» EXERCISE TASK
Pick up the notebook on manual spell correction of prompts, shown below, after its last line and keep writing it.

» PAGE TEXT
● ● ●
# Manual spell correction of the prompts

This notebook documents manual spell correction steps applied to the prompts table, to be able to replicate manual cleaning steps and to trace back what was changed. Each rule is documented with its purpose and implementation,
The original prompts table remains unchanged - all output goes to `manually_corrected_prompts`.

In [1]:
import sqlite3
import pandas as pd

conn = sqlite3.connect("../../../giicg.db")
prompts= pd.read_sql("SELECT * FROM translated_prompts", conn)
● ● ●
» SUPPLIED RECORDS

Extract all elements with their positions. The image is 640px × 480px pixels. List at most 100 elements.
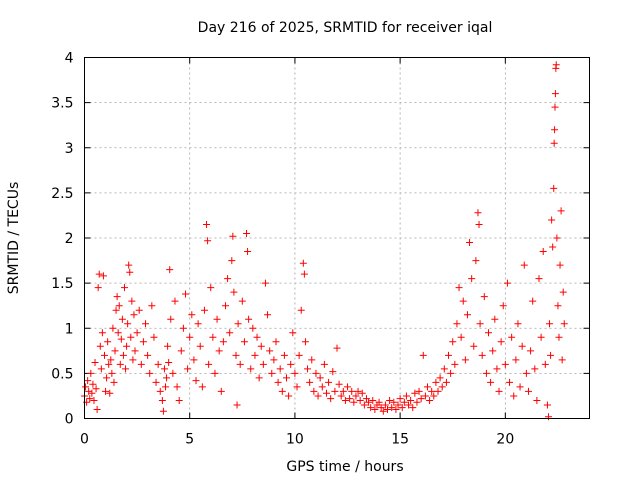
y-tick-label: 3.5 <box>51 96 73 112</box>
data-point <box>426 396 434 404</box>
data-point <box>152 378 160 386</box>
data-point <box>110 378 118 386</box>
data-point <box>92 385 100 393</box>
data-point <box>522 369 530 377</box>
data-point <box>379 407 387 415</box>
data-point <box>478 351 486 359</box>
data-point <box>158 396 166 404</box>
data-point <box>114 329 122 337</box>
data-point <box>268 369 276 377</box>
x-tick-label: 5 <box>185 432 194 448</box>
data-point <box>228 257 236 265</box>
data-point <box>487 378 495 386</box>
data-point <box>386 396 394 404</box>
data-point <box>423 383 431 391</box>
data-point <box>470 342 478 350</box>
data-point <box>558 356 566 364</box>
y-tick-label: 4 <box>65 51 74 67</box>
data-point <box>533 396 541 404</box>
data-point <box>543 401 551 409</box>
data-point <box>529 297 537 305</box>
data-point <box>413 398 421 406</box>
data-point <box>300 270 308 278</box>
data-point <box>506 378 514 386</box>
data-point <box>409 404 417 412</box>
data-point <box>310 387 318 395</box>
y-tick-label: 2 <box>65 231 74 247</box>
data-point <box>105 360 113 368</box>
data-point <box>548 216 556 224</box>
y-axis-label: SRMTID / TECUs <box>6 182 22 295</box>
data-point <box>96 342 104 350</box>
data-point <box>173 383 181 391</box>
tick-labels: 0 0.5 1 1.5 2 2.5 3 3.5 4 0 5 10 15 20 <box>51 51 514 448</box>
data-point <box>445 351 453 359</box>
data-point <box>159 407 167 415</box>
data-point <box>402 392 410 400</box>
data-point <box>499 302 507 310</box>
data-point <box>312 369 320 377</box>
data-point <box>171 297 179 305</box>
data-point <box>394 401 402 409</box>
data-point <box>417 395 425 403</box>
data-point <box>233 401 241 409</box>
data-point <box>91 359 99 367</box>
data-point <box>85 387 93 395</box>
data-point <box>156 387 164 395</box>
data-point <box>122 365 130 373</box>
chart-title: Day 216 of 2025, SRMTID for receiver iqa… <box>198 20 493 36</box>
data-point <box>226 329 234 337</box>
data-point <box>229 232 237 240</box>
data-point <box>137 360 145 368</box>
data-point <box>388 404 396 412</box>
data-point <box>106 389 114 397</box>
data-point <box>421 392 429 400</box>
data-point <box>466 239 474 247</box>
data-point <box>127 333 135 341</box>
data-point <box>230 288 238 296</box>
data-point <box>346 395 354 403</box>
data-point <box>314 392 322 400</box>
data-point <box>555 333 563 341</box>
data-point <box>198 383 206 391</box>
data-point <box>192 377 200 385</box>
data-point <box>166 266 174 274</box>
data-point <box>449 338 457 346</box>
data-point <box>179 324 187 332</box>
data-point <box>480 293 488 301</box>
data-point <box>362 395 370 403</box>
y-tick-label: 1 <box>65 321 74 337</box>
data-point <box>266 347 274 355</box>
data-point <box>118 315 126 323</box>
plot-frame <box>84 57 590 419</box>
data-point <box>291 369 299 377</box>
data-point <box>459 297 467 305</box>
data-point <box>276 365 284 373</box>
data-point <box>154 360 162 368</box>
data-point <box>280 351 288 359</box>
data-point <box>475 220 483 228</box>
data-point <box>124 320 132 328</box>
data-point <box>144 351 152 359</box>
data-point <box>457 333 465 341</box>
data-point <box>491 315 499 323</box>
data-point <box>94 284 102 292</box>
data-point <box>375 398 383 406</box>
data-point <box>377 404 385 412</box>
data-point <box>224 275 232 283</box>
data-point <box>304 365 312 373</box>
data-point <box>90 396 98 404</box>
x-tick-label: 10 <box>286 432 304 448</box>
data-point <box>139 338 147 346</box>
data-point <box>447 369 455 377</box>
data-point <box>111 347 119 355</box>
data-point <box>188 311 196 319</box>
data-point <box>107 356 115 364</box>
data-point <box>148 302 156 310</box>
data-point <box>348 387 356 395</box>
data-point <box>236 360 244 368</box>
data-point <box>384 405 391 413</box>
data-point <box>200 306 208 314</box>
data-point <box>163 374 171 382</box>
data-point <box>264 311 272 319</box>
● ● ●
» EXERCISE OUTPUT
prompts

Unnamed: 0,message_id,conversation_id,role,message_text,conversational,code,other,gender,user_id,language
0,1,1,user,"parsing data from python iterator, how it coul...","parsing data from python iterator, how it coul...",,,Man (cisgender),6,en
1,730,32,user,Write python function to do operations with in...,Write python function to do operations with in...,,report_dt\tsource\tmetric_name\tmetric_num\tme...,Man (cisgender),6,en
2,1133,55,user,Write shortest tutorial on creating RAG on ema...,Write shortest tutorial on creating RAG on ema...,,,Man (cisgender),6,en
3,1135,55,user,what is FAISS,what is FAISS,,,Man (cisgender),6,en
4,1137,55,user,Transform given code to process large .mbox file,Transform given code to process large .mbox file,,Transform given code to process large .mbox file,Man (cisgender),6,en
...,...,...,...,...,...,...,...,...,...,...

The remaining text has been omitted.